(Rows from a layout dataset)
>> START
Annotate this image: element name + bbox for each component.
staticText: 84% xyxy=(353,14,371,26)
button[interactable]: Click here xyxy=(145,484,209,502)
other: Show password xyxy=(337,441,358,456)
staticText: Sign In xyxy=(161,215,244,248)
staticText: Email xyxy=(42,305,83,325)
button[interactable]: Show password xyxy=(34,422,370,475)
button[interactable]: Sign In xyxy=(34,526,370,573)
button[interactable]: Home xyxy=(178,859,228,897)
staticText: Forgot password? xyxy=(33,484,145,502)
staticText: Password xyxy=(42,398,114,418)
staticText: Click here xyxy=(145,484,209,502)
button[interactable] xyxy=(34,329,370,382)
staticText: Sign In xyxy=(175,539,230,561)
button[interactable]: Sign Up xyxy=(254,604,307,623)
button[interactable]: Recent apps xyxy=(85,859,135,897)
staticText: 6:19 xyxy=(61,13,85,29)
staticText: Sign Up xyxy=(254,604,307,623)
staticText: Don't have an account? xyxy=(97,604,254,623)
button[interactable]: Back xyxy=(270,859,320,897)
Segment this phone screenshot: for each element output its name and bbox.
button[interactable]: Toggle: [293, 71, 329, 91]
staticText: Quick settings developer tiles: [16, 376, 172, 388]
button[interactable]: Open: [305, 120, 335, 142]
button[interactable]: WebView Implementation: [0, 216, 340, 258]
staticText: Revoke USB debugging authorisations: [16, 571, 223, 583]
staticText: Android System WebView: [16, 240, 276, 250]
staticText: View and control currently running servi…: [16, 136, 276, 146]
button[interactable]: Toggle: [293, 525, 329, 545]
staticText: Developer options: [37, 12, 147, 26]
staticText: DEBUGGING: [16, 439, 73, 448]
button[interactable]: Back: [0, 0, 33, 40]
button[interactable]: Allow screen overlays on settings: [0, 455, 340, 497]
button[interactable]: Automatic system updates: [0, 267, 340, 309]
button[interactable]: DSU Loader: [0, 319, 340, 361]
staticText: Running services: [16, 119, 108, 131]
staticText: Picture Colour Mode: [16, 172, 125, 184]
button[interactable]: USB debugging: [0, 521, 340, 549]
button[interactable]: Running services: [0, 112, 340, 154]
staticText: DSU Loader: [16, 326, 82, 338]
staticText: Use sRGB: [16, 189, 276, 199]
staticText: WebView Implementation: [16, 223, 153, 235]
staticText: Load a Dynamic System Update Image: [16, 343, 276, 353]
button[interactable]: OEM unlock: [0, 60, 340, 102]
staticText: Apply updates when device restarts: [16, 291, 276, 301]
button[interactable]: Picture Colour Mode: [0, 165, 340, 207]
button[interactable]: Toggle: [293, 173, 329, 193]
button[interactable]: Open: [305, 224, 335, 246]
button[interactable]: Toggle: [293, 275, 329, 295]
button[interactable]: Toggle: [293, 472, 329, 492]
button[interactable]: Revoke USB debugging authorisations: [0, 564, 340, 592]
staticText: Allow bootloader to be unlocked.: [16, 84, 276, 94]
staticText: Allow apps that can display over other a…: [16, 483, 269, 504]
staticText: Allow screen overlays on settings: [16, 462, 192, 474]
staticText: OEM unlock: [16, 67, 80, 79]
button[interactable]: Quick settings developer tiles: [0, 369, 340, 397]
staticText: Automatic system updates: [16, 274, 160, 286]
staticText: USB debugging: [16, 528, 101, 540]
>> END
**WORK TO COMPLETE:** Write out every one of the lines above as a numbered list, skipping any blank lines.

**WRITTEN SOLUTION:**
1. Annotate this image: element name + bbox for each component.
2. staticText: 84% xyxy=(353,14,371,26)
3. button[interactable]: Click here xyxy=(145,484,209,502)
4. other: Show password xyxy=(337,441,358,456)
5. staticText: Sign In xyxy=(161,215,244,248)
6. staticText: Email xyxy=(42,305,83,325)
7. button[interactable]: Show password xyxy=(34,422,370,475)
8. button[interactable]: Sign In xyxy=(34,526,370,573)
9. button[interactable]: Home xyxy=(178,859,228,897)
10. staticText: Forgot password? xyxy=(33,484,145,502)
11. staticText: Password xyxy=(42,398,114,418)
12. staticText: Click here xyxy=(145,484,209,502)
13. button[interactable] xyxy=(34,329,370,382)
14. staticText: Sign In xyxy=(175,539,230,561)
15. button[interactable]: Sign Up xyxy=(254,604,307,623)
16. button[interactable]: Recent apps xyxy=(85,859,135,897)
17. staticText: 6:19 xyxy=(61,13,85,29)
18. staticText: Sign Up xyxy=(254,604,307,623)
19. staticText: Don't have an account? xyxy=(97,604,254,623)
20. button[interactable]: Back xyxy=(270,859,320,897)
21. Segment this phone screenshot: for each element output its name and bbox.
22. button[interactable]: Toggle: [293, 71, 329, 91]
23. staticText: Quick settings developer tiles: [16, 376, 172, 388]
24. button[interactable]: Open: [305, 120, 335, 142]
25. button[interactable]: WebView Implementation: [0, 216, 340, 258]
26. staticText: Revoke USB debugging authorisations: [16, 571, 223, 583]
27. staticText: Android System WebView: [16, 240, 276, 250]
28. staticText: View and control currently running servi…: [16, 136, 276, 146]
29. button[interactable]: Toggle: [293, 525, 329, 545]
30. staticText: Developer options: [37, 12, 147, 26]
31. staticText: DEBUGGING: [16, 439, 73, 448]
32. button[interactable]: Back: [0, 0, 33, 40]
33. button[interactable]: Allow screen overlays on settings: [0, 455, 340, 497]
34. button[interactable]: Automatic system updates: [0, 267, 340, 309]
35. button[interactable]: DSU Loader: [0, 319, 340, 361]
36. staticText: Running services: [16, 119, 108, 131]
37. staticText: Picture Colour Mode: [16, 172, 125, 184]
38. button[interactable]: USB debugging: [0, 521, 340, 549]
39. button[interactable]: Running services: [0, 112, 340, 154]
40. staticText: DSU Loader: [16, 326, 82, 338]
41. staticText: Use sRGB: [16, 189, 276, 199]
42. staticText: WebView Implementation: [16, 223, 153, 235]
43. staticText: Load a Dynamic System Update Image: [16, 343, 276, 353]
44. button[interactable]: OEM unlock: [0, 60, 340, 102]
45. staticText: Apply updates when device restarts: [16, 291, 276, 301]
46. button[interactable]: Picture Colour Mode: [0, 165, 340, 207]
47. button[interactable]: Toggle: [293, 173, 329, 193]
48. button[interactable]: Open: [305, 224, 335, 246]
49. button[interactable]: Toggle: [293, 275, 329, 295]
50. button[interactable]: Toggle: [293, 472, 329, 492]
51. button[interactable]: Revoke USB debugging authorisations: [0, 564, 340, 592]
52. staticText: Allow bootloader to be unlocked.: [16, 84, 276, 94]
53. staticText: Allow apps that can display over other a…: [16, 483, 269, 504]
54. staticText: Allow screen overlays on settings: [16, 462, 192, 474]
55. staticText: OEM unlock: [16, 67, 80, 79]
56. button[interactable]: Quick settings developer tiles: [0, 369, 340, 397]
57. staticText: Automatic system updates: [16, 274, 160, 286]
58. staticText: USB debugging: [16, 528, 101, 540]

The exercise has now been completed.